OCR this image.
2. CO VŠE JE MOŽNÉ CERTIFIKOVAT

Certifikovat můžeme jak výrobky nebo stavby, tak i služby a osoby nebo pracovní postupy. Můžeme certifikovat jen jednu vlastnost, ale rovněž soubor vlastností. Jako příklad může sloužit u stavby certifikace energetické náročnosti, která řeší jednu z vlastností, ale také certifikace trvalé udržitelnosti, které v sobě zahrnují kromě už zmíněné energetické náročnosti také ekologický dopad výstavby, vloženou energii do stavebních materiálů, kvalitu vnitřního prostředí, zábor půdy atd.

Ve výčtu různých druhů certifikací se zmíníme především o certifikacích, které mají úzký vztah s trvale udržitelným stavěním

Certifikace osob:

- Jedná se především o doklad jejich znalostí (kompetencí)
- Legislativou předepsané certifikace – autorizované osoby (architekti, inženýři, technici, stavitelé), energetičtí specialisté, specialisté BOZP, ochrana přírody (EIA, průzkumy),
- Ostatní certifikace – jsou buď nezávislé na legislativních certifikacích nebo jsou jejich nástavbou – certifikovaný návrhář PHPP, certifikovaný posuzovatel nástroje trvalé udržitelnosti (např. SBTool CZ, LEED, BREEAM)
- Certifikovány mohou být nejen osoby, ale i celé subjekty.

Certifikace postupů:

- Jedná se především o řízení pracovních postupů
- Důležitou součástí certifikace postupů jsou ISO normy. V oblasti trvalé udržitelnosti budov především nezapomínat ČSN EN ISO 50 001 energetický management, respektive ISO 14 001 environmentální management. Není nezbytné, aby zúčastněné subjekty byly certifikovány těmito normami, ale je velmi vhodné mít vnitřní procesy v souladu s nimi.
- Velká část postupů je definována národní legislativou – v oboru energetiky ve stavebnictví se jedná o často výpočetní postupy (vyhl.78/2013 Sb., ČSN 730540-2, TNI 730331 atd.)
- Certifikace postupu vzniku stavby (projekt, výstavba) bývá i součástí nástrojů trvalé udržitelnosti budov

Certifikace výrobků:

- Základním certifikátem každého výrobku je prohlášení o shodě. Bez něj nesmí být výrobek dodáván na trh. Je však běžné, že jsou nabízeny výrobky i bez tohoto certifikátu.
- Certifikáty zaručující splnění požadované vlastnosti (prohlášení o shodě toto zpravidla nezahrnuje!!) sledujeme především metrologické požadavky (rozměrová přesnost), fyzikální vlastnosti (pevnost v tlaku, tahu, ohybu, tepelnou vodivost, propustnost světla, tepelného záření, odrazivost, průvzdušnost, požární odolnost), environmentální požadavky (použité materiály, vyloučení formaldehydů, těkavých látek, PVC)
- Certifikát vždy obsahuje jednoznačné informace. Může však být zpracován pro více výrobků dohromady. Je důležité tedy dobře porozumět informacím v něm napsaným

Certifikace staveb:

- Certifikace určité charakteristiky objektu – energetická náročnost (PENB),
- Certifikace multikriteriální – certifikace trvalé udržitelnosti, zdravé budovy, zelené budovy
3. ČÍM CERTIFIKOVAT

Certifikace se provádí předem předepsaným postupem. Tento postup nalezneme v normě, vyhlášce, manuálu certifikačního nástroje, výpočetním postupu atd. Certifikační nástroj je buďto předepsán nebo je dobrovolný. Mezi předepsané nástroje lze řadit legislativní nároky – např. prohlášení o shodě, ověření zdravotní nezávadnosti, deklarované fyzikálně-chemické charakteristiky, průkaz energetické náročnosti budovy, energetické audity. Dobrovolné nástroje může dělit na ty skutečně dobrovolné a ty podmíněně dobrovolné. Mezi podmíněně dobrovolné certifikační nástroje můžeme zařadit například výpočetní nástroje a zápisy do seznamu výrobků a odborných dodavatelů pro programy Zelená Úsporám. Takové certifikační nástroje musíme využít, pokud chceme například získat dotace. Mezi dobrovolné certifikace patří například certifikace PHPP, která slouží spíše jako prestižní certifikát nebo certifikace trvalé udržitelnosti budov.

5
|---|
__Brief__
Give the listing above again, word for word.

__Result__
OCR this image.
2. CO VŠE JE MOŽNÉ CERTIFIKOVAT

Certifikovat můžeme jak výrobky nebo stavby, tak i služby a osoby nebo pracovní postupy. Můžeme certifikovat jen jednu vlastnost, ale rovněž soubor vlastností. Jako příklad může sloužit u stavby certifikace energetické náročnosti, která řeší jednu z vlastností, ale také certifikace trvalé udržitelnosti, které v sobě zahrnují kromě už zmíněné energetické náročnosti také ekologický dopad výstavby, vloženou energii do stavebních materiálů, kvalitu vnitřního prostředí, zábor půdy atd.

Ve výčtu různých druhů certifikací se zmíníme především o certifikacích, které mají úzký vztah s trvale udržitelným stavěním

Certifikace osob:

- Jedná se především o doklad jejich znalostí (kompetencí)
- Legislativou předepsané certifikace – autorizované osoby (architekti, inženýři, technici, stavitelé), energetičtí specialisté, specialisté BOZP, ochrana přírody (EIA, průzkumy),
- Ostatní certifikace – jsou buď nezávislé na legislativních certifikacích nebo jsou jejich nástavbou – certifikovaný návrhář PHPP, certifikovaný posuzovatel nástroje trvalé udržitelnosti (např. SBTool CZ, LEED, BREEAM)
- Certifikovány mohou být nejen osoby, ale i celé subjekty.

Certifikace postupů:

- Jedná se především o řízení pracovních postupů
- Důležitou součástí certifikace postupů jsou ISO normy. V oblasti trvalé udržitelnosti budov především nezapomínat ČSN EN ISO 50 001 energetický management, respektive ISO 14 001 environmentální management. Není nezbytné, aby zúčastněné subjekty byly certifikovány těmito normami, ale je velmi vhodné mít vnitřní procesy v souladu s nimi.
- Velká část postupů je definována národní legislativou – v oboru energetiky ve stavebnictví se jedná o často výpočetní postupy (vyhl.78/2013 Sb., ČSN 730540-2, TNI 730331 atd.)
- Certifikace postupu vzniku stavby (projekt, výstavba) bývá i součástí nástrojů trvalé udržitelnosti budov

Certifikace výrobků:

- Základním certifikátem každého výrobku je prohlášení o shodě. Bez něj nesmí být výrobek dodáván na trh. Je však běžné, že jsou nabízeny výrobky i bez tohoto certifikátu.
- Certifikáty zaručující splnění požadované vlastnosti (prohlášení o shodě toto zpravidla nezahrnuje!!) sledujeme především metrologické požadavky (rozměrová přesnost), fyzikální vlastnosti (pevnost v tlaku, tahu, ohybu, tepelnou vodivost, propustnost světla, tepelného záření, odrazivost, průvzdušnost, požární odolnost), environmentální požadavky (použité materiály, vyloučení formaldehydů, těkavých látek, PVC)
- Certifikát vždy obsahuje jednoznačné informace. Může však být zpracován pro více výrobků dohromady. Je důležité tedy dobře porozumět informacím v něm napsaným

Certifikace staveb:

- Certifikace určité charakteristiky objektu – energetická náročnost (PENB),
- Certifikace multikriteriální – certifikace trvalé udržitelnosti, zdravé budovy, zelené budovy
3. ČÍM CERTIFIKOVAT

Certifikace se provádí předem předepsaným postupem. Tento postup nalezneme v normě, vyhlášce, manuálu certifikačního nástroje, výpočetním postupu atd. Certifikační nástroj je buďto předepsán nebo je dobrovolný. Mezi předepsané nástroje lze řadit legislativní nároky – např. prohlášení o shodě, ověření zdravotní nezávadnosti, deklarované fyzikálně-chemické charakteristiky, průkaz energetické náročnosti budovy, energetické audity. Dobrovolné nástroje může dělit na ty skutečně dobrovolné a ty podmíněně dobrovolné. Mezi podmíněně dobrovolné certifikační nástroje můžeme zařadit například výpočetní nástroje a zápisy do seznamu výrobků a odborných dodavatelů pro programy Zelená Úsporám. Takové certifikační nástroje musíme využít, pokud chceme například získat dotace. Mezi dobrovolné certifikace patří například certifikace PHPP, která slouží spíše jako prestižní certifikát nebo certifikace trvalé udržitelnosti budov.

5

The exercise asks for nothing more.